» Written exercise:
From the entries that follow, gather each line holding the word "title".

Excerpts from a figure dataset
+++

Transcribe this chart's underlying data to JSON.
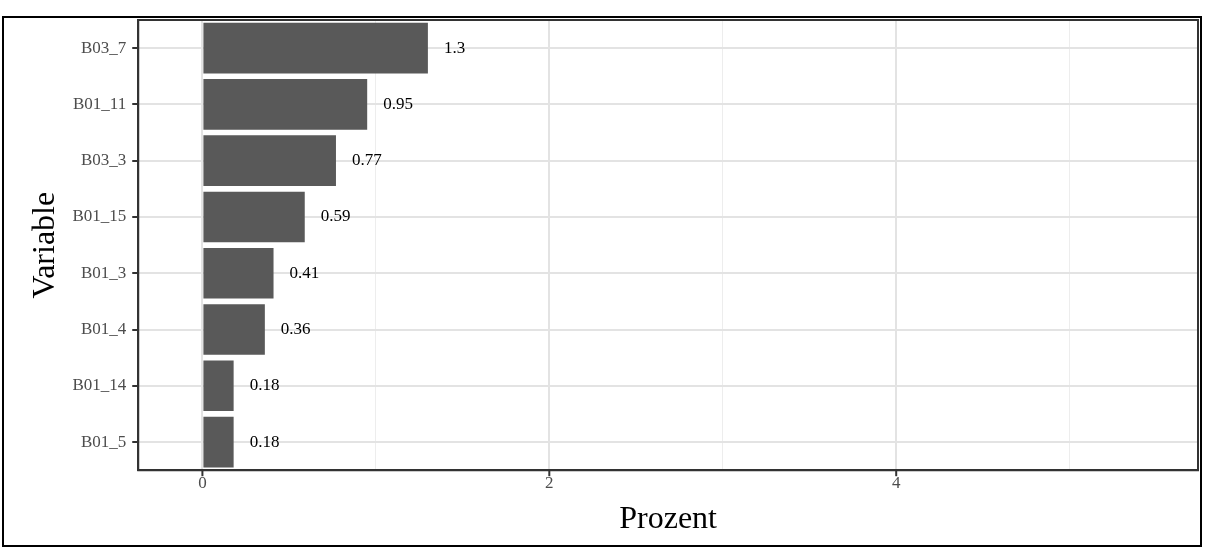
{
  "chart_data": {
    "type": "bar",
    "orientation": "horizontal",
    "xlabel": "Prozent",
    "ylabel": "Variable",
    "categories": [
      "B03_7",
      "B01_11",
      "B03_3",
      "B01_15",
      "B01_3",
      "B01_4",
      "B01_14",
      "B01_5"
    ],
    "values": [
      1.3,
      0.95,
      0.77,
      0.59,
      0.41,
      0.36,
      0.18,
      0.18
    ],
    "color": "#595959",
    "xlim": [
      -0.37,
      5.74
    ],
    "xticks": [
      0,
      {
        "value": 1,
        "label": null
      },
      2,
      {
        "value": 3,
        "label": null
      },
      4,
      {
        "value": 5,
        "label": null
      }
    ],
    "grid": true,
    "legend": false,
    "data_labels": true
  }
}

+++

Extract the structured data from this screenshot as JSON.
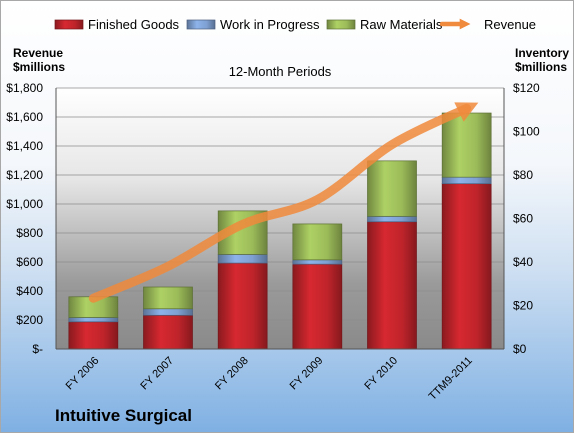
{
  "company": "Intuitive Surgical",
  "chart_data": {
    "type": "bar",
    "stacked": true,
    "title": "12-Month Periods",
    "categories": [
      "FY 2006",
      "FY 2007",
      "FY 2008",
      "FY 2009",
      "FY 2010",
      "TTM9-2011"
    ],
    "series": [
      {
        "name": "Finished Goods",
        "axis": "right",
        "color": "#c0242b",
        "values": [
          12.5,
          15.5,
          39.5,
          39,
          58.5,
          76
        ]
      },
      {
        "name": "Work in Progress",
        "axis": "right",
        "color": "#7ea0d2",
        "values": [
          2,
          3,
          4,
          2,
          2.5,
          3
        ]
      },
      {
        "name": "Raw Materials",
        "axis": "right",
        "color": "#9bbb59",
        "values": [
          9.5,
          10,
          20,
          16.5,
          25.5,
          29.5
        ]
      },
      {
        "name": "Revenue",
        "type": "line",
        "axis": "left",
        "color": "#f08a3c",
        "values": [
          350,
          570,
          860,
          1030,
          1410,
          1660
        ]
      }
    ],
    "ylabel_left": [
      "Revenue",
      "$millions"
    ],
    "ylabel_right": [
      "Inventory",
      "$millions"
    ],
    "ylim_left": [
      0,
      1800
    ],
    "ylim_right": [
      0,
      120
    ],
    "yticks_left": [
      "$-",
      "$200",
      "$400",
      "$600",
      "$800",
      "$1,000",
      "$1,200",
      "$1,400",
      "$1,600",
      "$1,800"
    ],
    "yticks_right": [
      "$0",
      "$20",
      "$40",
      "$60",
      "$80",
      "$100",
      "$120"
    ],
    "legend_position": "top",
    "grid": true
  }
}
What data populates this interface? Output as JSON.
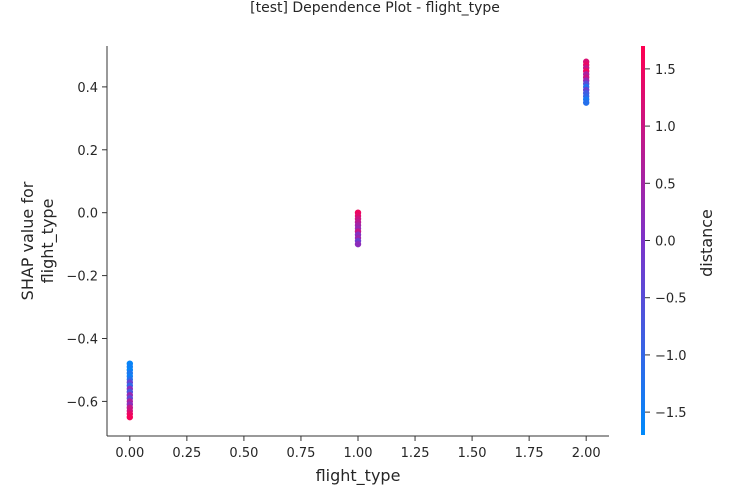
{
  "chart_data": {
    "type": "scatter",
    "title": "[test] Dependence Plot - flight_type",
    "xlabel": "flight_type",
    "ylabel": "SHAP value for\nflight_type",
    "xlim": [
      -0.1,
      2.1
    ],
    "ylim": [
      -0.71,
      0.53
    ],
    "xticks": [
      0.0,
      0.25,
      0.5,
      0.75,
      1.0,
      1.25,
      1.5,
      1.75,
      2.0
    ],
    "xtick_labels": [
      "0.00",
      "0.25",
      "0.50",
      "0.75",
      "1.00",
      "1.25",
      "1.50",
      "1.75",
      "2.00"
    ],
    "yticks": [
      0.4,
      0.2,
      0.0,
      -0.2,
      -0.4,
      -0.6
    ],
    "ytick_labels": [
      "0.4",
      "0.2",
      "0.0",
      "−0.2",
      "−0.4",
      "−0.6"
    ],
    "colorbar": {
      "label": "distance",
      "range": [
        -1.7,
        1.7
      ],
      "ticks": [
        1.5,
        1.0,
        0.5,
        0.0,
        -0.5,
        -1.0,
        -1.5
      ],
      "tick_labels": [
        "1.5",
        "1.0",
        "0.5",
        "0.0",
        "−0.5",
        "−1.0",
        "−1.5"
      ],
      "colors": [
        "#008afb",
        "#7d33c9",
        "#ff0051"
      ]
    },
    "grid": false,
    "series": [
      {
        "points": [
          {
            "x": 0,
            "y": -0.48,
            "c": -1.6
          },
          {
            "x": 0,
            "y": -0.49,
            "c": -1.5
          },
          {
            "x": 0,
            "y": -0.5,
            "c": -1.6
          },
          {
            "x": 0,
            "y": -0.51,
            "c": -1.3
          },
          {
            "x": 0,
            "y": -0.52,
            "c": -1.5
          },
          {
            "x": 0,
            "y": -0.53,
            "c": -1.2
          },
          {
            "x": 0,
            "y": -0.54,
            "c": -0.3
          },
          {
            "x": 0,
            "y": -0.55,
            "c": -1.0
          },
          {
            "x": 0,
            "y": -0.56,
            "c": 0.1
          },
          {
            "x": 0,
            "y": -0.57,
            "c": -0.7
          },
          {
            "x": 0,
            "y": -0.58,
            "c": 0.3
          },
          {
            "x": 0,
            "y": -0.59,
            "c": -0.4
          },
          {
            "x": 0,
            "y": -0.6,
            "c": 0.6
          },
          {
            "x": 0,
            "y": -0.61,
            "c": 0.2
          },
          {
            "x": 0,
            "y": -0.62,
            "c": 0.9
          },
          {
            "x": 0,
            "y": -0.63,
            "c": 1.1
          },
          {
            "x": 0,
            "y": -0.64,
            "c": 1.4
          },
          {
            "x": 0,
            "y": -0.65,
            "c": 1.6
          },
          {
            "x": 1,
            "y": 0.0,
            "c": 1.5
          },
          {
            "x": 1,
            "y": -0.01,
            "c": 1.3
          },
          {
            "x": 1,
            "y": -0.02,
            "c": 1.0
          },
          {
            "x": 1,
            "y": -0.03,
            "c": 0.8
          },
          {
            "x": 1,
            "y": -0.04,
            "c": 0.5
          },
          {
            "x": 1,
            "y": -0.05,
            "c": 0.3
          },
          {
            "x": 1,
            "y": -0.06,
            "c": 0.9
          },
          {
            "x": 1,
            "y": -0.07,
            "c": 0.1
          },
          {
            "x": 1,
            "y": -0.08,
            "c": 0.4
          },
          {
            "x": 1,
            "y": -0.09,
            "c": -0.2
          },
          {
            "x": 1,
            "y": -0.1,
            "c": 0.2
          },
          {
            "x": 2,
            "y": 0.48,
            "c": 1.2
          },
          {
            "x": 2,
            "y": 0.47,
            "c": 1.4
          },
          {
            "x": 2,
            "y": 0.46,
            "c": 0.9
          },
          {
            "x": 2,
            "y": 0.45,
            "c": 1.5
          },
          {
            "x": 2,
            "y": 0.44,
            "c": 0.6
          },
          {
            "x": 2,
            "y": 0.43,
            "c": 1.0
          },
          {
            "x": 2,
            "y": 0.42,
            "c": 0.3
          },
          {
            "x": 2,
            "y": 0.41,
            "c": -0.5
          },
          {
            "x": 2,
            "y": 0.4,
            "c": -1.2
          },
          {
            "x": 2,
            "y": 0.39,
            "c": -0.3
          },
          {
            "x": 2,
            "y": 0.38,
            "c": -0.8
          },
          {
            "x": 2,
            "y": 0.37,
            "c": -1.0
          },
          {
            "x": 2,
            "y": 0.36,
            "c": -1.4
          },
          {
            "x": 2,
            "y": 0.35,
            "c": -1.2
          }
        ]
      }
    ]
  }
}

+++

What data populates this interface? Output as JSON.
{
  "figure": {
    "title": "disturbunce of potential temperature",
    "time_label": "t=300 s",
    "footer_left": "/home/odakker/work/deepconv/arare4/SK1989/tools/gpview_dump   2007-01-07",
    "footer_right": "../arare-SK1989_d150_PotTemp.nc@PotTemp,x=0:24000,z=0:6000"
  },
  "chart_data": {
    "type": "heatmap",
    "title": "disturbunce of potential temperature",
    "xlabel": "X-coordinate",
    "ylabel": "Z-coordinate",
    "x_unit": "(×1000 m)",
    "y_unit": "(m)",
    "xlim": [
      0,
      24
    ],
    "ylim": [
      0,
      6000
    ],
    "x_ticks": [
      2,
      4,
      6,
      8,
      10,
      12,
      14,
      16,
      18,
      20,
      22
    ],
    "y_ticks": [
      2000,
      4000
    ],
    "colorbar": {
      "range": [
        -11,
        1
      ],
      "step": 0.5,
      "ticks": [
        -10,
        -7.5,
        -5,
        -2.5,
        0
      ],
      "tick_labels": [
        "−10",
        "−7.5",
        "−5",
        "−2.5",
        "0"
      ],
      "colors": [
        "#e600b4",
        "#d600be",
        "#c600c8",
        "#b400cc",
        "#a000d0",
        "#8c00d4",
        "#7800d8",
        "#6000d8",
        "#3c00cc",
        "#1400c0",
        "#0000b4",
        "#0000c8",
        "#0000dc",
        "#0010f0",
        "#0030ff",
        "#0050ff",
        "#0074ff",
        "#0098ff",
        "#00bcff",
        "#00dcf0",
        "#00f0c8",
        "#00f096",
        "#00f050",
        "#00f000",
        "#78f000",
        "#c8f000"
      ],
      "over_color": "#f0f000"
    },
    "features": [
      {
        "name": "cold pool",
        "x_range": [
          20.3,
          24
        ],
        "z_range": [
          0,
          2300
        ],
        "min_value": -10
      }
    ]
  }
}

+++

» The reply:
    "title": "12-Month Periods",
    "title": "[test] Dependence Plot - flight_type",
    "title": "disturbunce of potential temperature",
    "title": "disturbunce of potential temperature",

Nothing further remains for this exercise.